_Entries taken from a collection:_

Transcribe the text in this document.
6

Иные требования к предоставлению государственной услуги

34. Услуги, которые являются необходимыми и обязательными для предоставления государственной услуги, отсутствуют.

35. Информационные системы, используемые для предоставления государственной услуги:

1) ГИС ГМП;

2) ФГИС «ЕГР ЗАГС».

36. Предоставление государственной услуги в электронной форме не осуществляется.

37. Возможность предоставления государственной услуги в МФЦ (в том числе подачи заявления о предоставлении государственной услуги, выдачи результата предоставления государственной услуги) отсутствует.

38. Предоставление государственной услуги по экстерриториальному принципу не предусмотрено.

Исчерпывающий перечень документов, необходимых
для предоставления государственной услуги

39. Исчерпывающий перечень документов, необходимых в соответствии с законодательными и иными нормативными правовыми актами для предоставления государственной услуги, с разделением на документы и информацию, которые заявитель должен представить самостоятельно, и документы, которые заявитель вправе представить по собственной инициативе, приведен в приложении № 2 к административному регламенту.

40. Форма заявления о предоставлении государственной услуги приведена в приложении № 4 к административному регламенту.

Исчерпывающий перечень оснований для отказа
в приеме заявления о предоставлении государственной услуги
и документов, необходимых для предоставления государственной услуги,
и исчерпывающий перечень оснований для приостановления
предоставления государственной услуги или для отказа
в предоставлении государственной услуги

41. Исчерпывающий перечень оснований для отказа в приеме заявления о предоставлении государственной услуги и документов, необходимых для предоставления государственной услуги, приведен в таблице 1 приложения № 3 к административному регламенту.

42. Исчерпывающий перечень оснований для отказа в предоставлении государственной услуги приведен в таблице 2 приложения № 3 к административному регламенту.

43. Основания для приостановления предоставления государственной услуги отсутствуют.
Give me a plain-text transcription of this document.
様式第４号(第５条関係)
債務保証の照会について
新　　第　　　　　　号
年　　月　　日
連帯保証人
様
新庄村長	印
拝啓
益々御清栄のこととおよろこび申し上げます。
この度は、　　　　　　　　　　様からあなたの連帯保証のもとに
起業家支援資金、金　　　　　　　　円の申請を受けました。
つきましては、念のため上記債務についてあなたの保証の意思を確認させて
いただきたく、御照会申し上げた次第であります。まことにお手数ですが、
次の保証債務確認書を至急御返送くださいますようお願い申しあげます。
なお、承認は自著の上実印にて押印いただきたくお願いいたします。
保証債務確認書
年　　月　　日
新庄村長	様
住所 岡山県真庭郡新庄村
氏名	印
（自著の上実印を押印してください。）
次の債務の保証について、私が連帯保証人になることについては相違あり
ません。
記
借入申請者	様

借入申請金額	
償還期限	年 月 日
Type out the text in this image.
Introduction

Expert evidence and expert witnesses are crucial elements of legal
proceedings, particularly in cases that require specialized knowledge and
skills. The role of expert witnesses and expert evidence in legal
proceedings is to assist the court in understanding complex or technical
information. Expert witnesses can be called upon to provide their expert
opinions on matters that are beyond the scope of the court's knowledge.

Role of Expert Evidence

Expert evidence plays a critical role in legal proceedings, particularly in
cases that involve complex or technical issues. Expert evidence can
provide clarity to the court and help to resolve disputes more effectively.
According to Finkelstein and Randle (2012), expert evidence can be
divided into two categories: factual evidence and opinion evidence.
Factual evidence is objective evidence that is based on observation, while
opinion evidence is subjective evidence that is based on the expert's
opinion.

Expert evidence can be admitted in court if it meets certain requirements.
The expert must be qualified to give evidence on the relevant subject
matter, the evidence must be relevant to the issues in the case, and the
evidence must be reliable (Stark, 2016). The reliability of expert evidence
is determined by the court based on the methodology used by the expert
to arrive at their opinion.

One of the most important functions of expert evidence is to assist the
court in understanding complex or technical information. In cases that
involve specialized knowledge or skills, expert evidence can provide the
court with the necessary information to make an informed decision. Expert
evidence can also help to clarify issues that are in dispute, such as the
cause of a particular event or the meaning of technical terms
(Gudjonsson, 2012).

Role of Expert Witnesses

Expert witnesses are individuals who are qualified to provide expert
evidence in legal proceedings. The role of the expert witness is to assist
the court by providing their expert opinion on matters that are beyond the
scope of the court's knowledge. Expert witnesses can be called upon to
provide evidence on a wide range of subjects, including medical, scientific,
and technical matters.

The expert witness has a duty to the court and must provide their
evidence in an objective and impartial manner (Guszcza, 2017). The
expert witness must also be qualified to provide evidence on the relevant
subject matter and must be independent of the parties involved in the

_BRIEF:_
Give the records above again, word for word.

_RESULT:_
Transcribe the text in this document.
6

Иные требования к предоставлению государственной услуги

34. Услуги, которые являются необходимыми и обязательными для предоставления государственной услуги, отсутствуют.

35. Информационные системы, используемые для предоставления государственной услуги:

1) ГИС ГМП;

2) ФГИС «ЕГР ЗАГС».

36. Предоставление государственной услуги в электронной форме не осуществляется.

37. Возможность предоставления государственной услуги в МФЦ (в том числе подачи заявления о предоставлении государственной услуги, выдачи результата предоставления государственной услуги) отсутствует.

38. Предоставление государственной услуги по экстерриториальному принципу не предусмотрено.

Исчерпывающий перечень документов, необходимых
для предоставления государственной услуги

39. Исчерпывающий перечень документов, необходимых в соответствии с законодательными и иными нормативными правовыми актами для предоставления государственной услуги, с разделением на документы и информацию, которые заявитель должен представить самостоятельно, и документы, которые заявитель вправе представить по собственной инициативе, приведен в приложении № 2 к административному регламенту.

40. Форма заявления о предоставлении государственной услуги приведена в приложении № 4 к административному регламенту.

Исчерпывающий перечень оснований для отказа
в приеме заявления о предоставлении государственной услуги
и документов, необходимых для предоставления государственной услуги,
и исчерпывающий перечень оснований для приостановления
предоставления государственной услуги или для отказа
в предоставлении государственной услуги

41. Исчерпывающий перечень оснований для отказа в приеме заявления о предоставлении государственной услуги и документов, необходимых для предоставления государственной услуги, приведен в таблице 1 приложения № 3 к административному регламенту.

42. Исчерпывающий перечень оснований для отказа в предоставлении государственной услуги приведен в таблице 2 приложения № 3 к административному регламенту.

43. Основания для приостановления предоставления государственной услуги отсутствуют.
Give me a plain-text transcription of this document.
様式第４号(第５条関係)
債務保証の照会について
新　　第　　　　　　号
年　　月　　日
連帯保証人
様
新庄村長	印
拝啓
益々御清栄のこととおよろこび申し上げます。
この度は、　　　　　　　　　　様からあなたの連帯保証のもとに
起業家支援資金、金　　　　　　　　円の申請を受けました。
つきましては、念のため上記債務についてあなたの保証の意思を確認させて
いただきたく、御照会申し上げた次第であります。まことにお手数ですが、
次の保証債務確認書を至急御返送くださいますようお願い申しあげます。
なお、承認は自著の上実印にて押印いただきたくお願いいたします。
保証債務確認書
年　　月　　日
新庄村長	様
住所 岡山県真庭郡新庄村
氏名	印
（自著の上実印を押印してください。）
次の債務の保証について、私が連帯保証人になることについては相違あり
ません。
記
借入申請者	様

借入申請金額	
償還期限	年 月 日
Type out the text in this image.
Introduction

Expert evidence and expert witnesses are crucial elements of legal
proceedings, particularly in cases that require specialized knowledge and
skills. The role of expert witnesses and expert evidence in legal
proceedings is to assist the court in understanding complex or technical
information. Expert witnesses can be called upon to provide their expert
opinions on matters that are beyond the scope of the court's knowledge.

Role of Expert Evidence

Expert evidence plays a critical role in legal proceedings, particularly in
cases that involve complex or technical issues. Expert evidence can
provide clarity to the court and help to resolve disputes more effectively.
According to Finkelstein and Randle (2012), expert evidence can be
divided into two categories: factual evidence and opinion evidence.
Factual evidence is objective evidence that is based on observation, while
opinion evidence is subjective evidence that is based on the expert's
opinion.

Expert evidence can be admitted in court if it meets certain requirements.
The expert must be qualified to give evidence on the relevant subject
matter, the evidence must be relevant to the issues in the case, and the
evidence must be reliable (Stark, 2016). The reliability of expert evidence
is determined by the court based on the methodology used by the expert
to arrive at their opinion.

One of the most important functions of expert evidence is to assist the
court in understanding complex or technical information. In cases that
involve specialized knowledge or skills, expert evidence can provide the
court with the necessary information to make an informed decision. Expert
evidence can also help to clarify issues that are in dispute, such as the
cause of a particular event or the meaning of technical terms
(Gudjonsson, 2012).

Role of Expert Witnesses

Expert witnesses are individuals who are qualified to provide expert
evidence in legal proceedings. The role of the expert witness is to assist
the court by providing their expert opinion on matters that are beyond the
scope of the court's knowledge. Expert witnesses can be called upon to
provide evidence on a wide range of subjects, including medical, scientific,
and technical matters.

The expert witness has a duty to the court and must provide their
evidence in an objective and impartial manner (Guszcza, 2017). The
expert witness must also be qualified to provide evidence on the relevant
subject matter and must be independent of the parties involved in the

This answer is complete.